## [TEXTE ÉTUDIÉ]
------------------------------------------------------------------------
Vous connaissez notre théorie: les marchés ne baissent jamais parce qu’ils sont trop chers, la cherté est une rationalisation a posteriori. Ce qui compte ce ne sont pas les valorisations, mais l’appétit pour le risque, c’est à dire l’appétit pour le jeu. Ceci pour le court terme bien sur. Pour le long terme , on verra .. plus tard.
Les marches sont surévalués, nous n’allons pas radoter. En début d’année, l’appétit pour le jeu a disparu et il y a eu une sorte de Krach qui a conduit les autorités à intervenir pour relancer l’intérêt spéculatif. Elles sont en passe de réussir comme le prouvent les indices: on a rejoint les plus hauts et on s’attaque aux résistances.
Le fond du marché s’améliore, la participation s’élargit; ce qui signifie que l’intérêt des spéculateurs gagne en extension, ils achètent un évantail de valeurs plus larges, ils sont moins sélectifs, ils font moins la chochotte.
C’est ce que mesure cet indicateur qui retrace le pourcentage de valeurs qui redeviennent haussières au sens ou elles sont au dessus de leur moyenne mobile longue, celle des 200 jours. La remontée nous parait convaincante.
Il y a place , dans une persective de trading, bien sur, pour aller plus haut.
Pour l’investissement sérieux, vous connaissez notre position, tout est trop cher et dans une perspective longue, il y a beaucoup d’argent à perdre, beaucoup, beaucoup.
------------------------------------------------------------------------
## [INFORMATIONS FOURNIES]
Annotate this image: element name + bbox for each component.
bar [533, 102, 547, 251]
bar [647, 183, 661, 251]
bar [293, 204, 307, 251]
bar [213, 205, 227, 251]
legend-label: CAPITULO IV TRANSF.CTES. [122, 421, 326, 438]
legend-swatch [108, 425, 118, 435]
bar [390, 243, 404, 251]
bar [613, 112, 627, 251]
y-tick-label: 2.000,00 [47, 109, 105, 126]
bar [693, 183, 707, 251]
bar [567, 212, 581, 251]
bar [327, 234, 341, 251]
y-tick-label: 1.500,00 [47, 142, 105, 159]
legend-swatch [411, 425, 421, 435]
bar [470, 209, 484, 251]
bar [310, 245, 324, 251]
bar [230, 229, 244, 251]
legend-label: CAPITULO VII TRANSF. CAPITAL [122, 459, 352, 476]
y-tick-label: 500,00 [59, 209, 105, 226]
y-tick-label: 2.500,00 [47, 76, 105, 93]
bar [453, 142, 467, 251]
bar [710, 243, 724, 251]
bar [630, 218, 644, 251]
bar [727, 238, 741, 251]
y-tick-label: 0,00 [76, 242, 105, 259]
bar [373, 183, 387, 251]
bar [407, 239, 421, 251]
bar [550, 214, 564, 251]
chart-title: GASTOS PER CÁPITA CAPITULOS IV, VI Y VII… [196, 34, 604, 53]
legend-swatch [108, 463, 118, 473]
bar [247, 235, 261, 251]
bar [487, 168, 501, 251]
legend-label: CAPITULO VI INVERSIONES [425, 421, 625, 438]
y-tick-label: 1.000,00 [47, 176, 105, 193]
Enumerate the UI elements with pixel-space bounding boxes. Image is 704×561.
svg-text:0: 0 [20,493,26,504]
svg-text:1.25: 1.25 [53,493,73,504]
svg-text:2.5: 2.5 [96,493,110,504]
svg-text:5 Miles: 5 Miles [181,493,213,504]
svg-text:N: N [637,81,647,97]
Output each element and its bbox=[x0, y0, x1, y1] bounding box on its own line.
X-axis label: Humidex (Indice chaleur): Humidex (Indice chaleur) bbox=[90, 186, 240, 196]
------------------------------------------------------------------------
## [TRAVAIL DEMANDÉ 1]
D'après le texte étudié, au-dessus de quelle moyenne mobile doivent se trouver les valeurs pour être comptées par l'indicateur comme redevenues haussières ?
## [TRAVAIL DEMANDÉ 2]
Traduisez en anglais cette phrase du texte étudié : « Pour l’investissement sérieux, vous connaissez notre position, tout est trop cher et dans une perspective longue, il y a beaucoup d’argent à perdre, beaucoup, beaucoup. »
## [TRAVAIL DEMANDÉ 3]
Pour chacune de ces affirmations, dites si elle concorde avec le texte étudié, en citant les mots qui tranchent.
(a) À court terme, ce qui compte, ce sont les valorisations.
(b) En début d'année, les autorités sont intervenues pour relancer l'intérêt spéculatif.
(c) Les spéculateurs deviennent plus sélectifs.
Les entrées ci-dessus n'ont aucun rapport avec le texte étudié.

## [RÉPONSE 1]
Au-dessus de leur moyenne mobile longue, celle des 200 jours.

## [RÉPONSE 2]
For serious investing, you know our position: everything is too expensive, and over the long term there is a lot of money to lose, a lot, a lot.

## [RÉPONSE 3]
(a) Non : « Ce qui compte ce ne sont pas les valorisations, mais l’appétit pour le risque »
(b) Oui : « il y a eu une sorte de Krach qui a conduit les autorités à intervenir pour relancer l’intérêt spéculatif »
(c) Non : « ils sont moins sélectifs »